Exercise requirements: Copy everything in the data below exactly except the pictures.

— Start of Dataset rows —

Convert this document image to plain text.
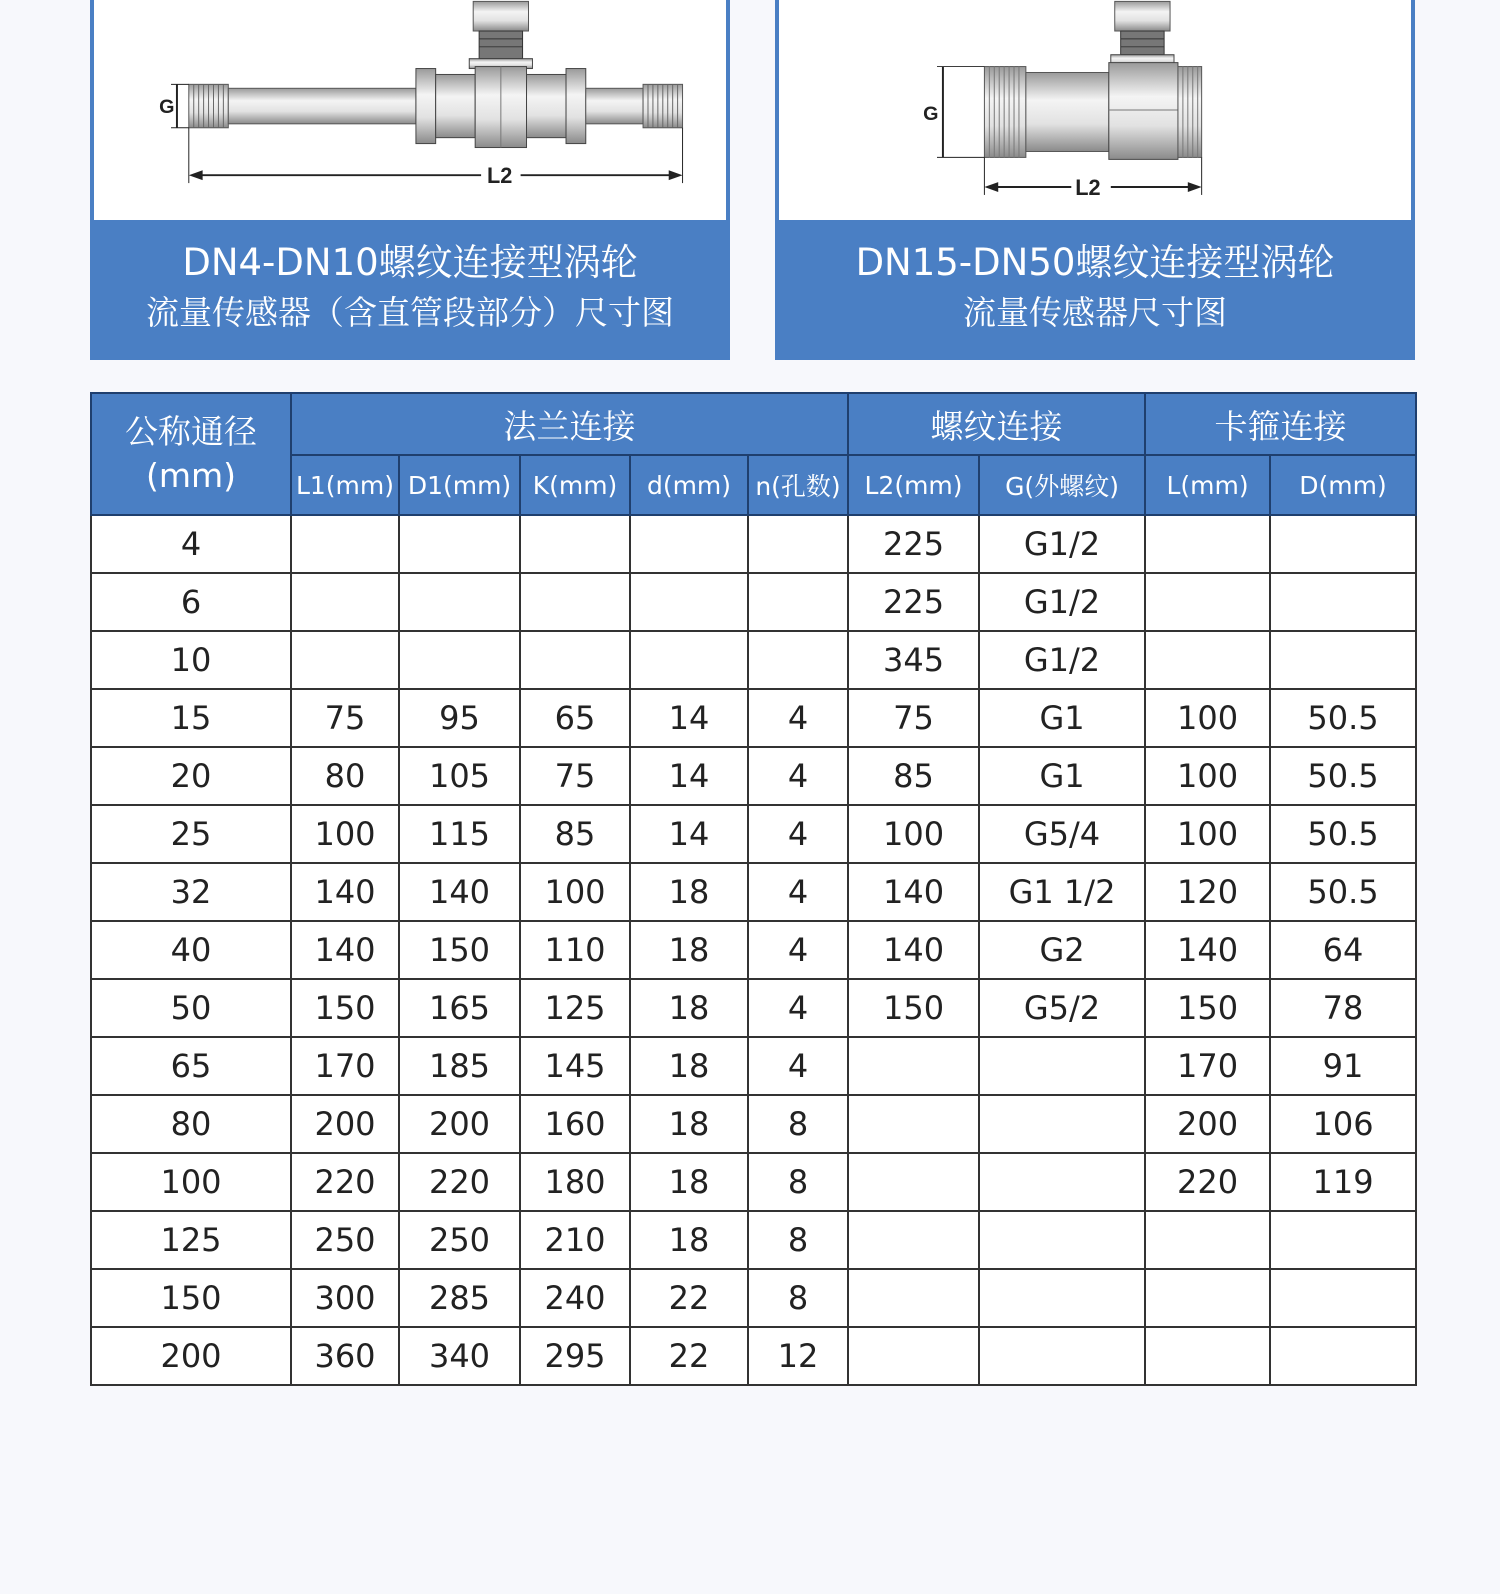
G
L2
DN4-DN10螺纹连接型涡轮
流量传感器（含直管段部分）尺寸图
G
L2
DN15-DN50螺纹连接型涡轮
流量传感器尺寸图
公称通径
(mm)	法兰连接					螺纹连接		卡箍连接	
	L1(mm)	D1(mm)	K(mm)	d(mm)	n(孔数)	L2(mm)	G(外螺纹)	L(mm)	D(mm)
4						225	G1/2		
6						225	G1/2		
10						345	G1/2		
15	75	95	65	14	4	75	G1	100	50.5
20	80	105	75	14	4	85	G1	100	50.5
25	100	115	85	14	4	100	G5/4	100	50.5
32	140	140	100	18	4	140	G1 1/2	120	50.5
40	140	150	110	18	4	140	G2	140	64
50	150	165	125	18	4	150	G5/2	150	78
65	170	185	145	18	4			170	91
80	200	200	160	18	8			200	106
100	220	220	180	18	8			220	119
125	250	250	210	18	8				
150	300	285	240	22	8				
200	360	340	295	22	12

— End of Dataset rows —

Complete answer:
Convert this document image to plain text.
G
L2
DN4-DN10螺纹连接型涡轮
流量传感器（含直管段部分）尺寸图
G
L2
DN15-DN50螺纹连接型涡轮
流量传感器尺寸图
公称通径
(mm)	法兰连接					螺纹连接		卡箍连接	
	L1(mm)	D1(mm)	K(mm)	d(mm)	n(孔数)	L2(mm)	G(外螺纹)	L(mm)	D(mm)
4						225	G1/2		
6						225	G1/2		
10						345	G1/2		
15	75	95	65	14	4	75	G1	100	50.5
20	80	105	75	14	4	85	G1	100	50.5
25	100	115	85	14	4	100	G5/4	100	50.5
32	140	140	100	18	4	140	G1 1/2	120	50.5
40	140	150	110	18	4	140	G2	140	64
50	150	165	125	18	4	150	G5/2	150	78
65	170	185	145	18	4			170	91
80	200	200	160	18	8			200	106
100	220	220	180	18	8			220	119
125	250	250	210	18	8				
150	300	285	240	22	8				
200	360	340	295	22	12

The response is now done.